- [Zu erledigen]:
1. Schreiben Sie aus dem Lesetext alles von „Gesellschafter G hat“ bis hinunter zu „15 EUR pro m².“ wortgetreu ab.
2. Beantworten Sie anhand des Lesetexts die folgenden Fragen.
(a) Welcher Mietpreis pro m² (netto) wird zwischen G und der Gesellschaft vereinbart?
(b) Wie viel zahlen andere Mieter für vergleichbare Flächen?
(c) Welche Bemessungsgrundlage würde sich nach § 10 Abs. 4 S. 1 Nr. 1 UStG ergeben?
3. Entscheiden Sie, ob die folgenden Aussagen mit dem Lesetext übereinstimmen, und antworten Sie jeweils mit Ja oder Nein. Belegen Sie jede Antwort mit den ausschlaggebenden Worten des Lesetexts in wörtlichem Zitat.
(a) G vermietet die Gewerberäume steuerfrei.
(b) G ist an der Gesellschaft beteiligt, an die er vermietet.
(c) G hat das Gebäude selbst errichtet.

Gesellschafter G hat ein Gebäude errichtet, in dem er auch an eine Gesellschaft, an der er beteiligt ist, unter zulässigem Verzicht auf die Steuerbefreiung nach § 9 Abs. 1 und Abs. 2 UStG steuerpflichtig Gewerberäume vermietet. Zwischen G und der Gesellschaft wird ein Mietpreis von 10 EUR pro m² (netto) vereinbart. Aufgrund der Verteilung der Herstellungskosten würde sich nach § 10 Abs. 4 S. 1 Nr. 1 UStG eine Bemessungsgrundlage von 40 EUR pro m² ergeben. Andere Mieter zahlen für vergleichbare Flächen 15 EUR pro m².

- [Auszüge der Einträge]:
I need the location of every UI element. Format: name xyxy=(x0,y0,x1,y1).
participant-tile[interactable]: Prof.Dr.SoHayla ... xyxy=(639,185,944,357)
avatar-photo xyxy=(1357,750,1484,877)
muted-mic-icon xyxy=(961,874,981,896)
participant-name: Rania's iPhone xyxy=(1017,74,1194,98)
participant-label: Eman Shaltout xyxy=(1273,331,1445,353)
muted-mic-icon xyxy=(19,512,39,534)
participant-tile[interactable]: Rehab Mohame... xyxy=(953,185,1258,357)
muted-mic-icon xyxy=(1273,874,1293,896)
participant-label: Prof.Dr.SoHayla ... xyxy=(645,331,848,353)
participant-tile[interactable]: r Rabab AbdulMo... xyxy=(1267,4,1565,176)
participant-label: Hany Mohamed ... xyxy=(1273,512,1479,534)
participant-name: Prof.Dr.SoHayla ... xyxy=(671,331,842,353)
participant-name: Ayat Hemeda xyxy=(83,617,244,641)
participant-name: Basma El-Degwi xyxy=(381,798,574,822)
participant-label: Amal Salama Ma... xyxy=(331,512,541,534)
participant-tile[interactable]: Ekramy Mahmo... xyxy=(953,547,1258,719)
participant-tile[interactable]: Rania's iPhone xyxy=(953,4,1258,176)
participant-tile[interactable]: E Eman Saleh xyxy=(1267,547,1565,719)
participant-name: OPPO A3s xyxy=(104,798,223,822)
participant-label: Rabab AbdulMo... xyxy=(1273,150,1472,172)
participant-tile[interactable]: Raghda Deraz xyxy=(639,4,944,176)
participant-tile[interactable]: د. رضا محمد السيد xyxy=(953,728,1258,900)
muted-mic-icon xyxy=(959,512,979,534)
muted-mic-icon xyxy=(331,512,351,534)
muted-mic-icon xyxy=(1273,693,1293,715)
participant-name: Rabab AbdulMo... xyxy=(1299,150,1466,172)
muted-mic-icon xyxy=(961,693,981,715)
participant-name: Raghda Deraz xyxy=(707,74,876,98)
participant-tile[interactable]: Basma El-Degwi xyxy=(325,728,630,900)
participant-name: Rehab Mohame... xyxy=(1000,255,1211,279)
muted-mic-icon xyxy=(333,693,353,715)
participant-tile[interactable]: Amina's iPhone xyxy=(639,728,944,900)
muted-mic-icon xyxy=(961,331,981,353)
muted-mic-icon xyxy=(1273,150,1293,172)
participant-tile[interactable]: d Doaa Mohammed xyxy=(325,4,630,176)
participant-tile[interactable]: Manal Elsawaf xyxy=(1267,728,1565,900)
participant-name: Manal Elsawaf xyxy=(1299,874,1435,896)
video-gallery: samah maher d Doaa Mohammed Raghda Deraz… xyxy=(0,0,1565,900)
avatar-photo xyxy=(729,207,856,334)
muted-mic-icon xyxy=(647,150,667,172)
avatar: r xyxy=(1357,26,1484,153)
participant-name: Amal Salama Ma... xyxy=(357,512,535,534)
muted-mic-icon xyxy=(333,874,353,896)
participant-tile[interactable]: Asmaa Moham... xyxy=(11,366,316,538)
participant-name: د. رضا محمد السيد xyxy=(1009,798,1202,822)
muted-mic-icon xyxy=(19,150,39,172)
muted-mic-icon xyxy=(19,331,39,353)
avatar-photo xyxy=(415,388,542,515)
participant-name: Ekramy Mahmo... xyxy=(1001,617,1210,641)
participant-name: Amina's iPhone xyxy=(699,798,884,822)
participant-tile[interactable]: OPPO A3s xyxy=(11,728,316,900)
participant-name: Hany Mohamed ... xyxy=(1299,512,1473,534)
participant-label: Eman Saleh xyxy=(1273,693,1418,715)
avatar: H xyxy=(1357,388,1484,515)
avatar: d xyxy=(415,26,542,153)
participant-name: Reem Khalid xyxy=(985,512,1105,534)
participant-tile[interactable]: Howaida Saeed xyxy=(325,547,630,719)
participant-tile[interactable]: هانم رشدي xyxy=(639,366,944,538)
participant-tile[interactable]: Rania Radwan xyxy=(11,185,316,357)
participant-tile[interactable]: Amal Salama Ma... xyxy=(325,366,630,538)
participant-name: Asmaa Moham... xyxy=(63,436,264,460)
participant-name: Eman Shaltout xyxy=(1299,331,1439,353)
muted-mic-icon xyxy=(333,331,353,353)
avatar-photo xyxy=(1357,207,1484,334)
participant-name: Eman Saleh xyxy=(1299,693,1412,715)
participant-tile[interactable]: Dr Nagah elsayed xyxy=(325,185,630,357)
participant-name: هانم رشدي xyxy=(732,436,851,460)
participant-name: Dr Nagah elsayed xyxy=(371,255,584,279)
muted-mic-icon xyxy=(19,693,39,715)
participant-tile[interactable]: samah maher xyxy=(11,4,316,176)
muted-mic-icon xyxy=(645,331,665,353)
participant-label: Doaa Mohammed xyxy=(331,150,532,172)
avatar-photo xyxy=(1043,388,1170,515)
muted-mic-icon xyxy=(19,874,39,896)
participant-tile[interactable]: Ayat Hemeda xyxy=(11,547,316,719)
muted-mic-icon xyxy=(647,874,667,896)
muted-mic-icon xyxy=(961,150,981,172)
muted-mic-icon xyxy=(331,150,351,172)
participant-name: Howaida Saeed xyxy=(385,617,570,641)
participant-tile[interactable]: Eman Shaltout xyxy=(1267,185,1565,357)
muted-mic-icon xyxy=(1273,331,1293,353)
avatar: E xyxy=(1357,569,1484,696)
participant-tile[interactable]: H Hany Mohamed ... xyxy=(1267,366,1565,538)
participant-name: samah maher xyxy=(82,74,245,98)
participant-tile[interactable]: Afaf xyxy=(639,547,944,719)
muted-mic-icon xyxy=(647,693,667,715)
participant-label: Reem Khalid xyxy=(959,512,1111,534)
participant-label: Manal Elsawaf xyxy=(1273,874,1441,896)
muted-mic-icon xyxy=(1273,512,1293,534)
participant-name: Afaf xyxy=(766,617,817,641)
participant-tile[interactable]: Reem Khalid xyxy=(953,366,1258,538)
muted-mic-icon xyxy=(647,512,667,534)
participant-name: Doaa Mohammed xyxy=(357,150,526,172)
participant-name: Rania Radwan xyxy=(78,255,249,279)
==
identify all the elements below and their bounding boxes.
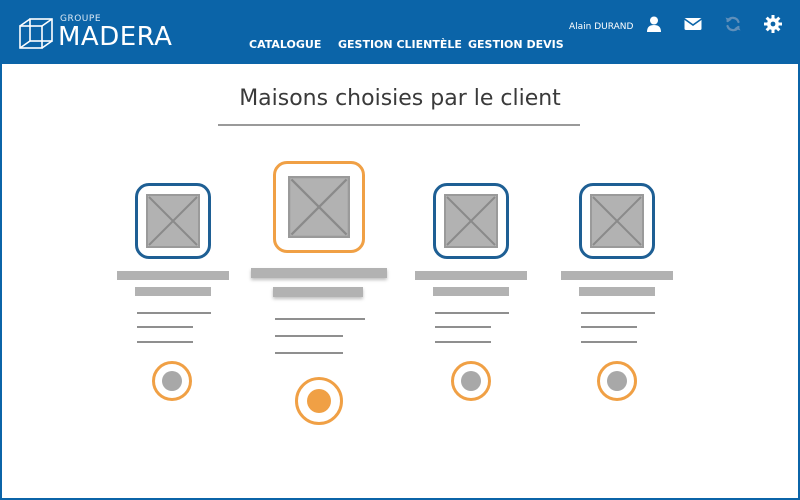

- [Lösungen]:
1.
Gesellschafter G hat ein Gebäude errichtet, in dem er auch an eine Gesellschaft, an der er beteiligt ist, unter zulässigem Verzicht auf die Steuerbefreiung nach § 9 Abs. 1 und Abs. 2 UStG steuerpflichtig Gewerberäume vermietet. Zwischen G und der Gesellschaft wird ein Mietpreis von 10 EUR pro m² (netto) vereinbart. Aufgrund der Verteilung der Herstellungskosten würde sich nach § 10 Abs. 4 S. 1 Nr. 1 UStG eine Bemessungsgrundlage von 40 EUR pro m² ergeben. Andere Mieter zahlen für vergleichbare Flächen 15 EUR pro m².

2.
(a) 10 EUR pro m² (netto)
(b) 15 EUR pro m²
(c) 40 EUR pro m²

3.
(a) Nein: „unter zulässigem Verzicht auf die Steuerbefreiung nach § 9 Abs. 1 und Abs. 2 UStG steuerpflichtig Gewerberäume vermietet“
(b) Ja: „an eine Gesellschaft, an der er beteiligt ist“
(c) Ja: „Gesellschafter G hat ein Gebäude errichtet“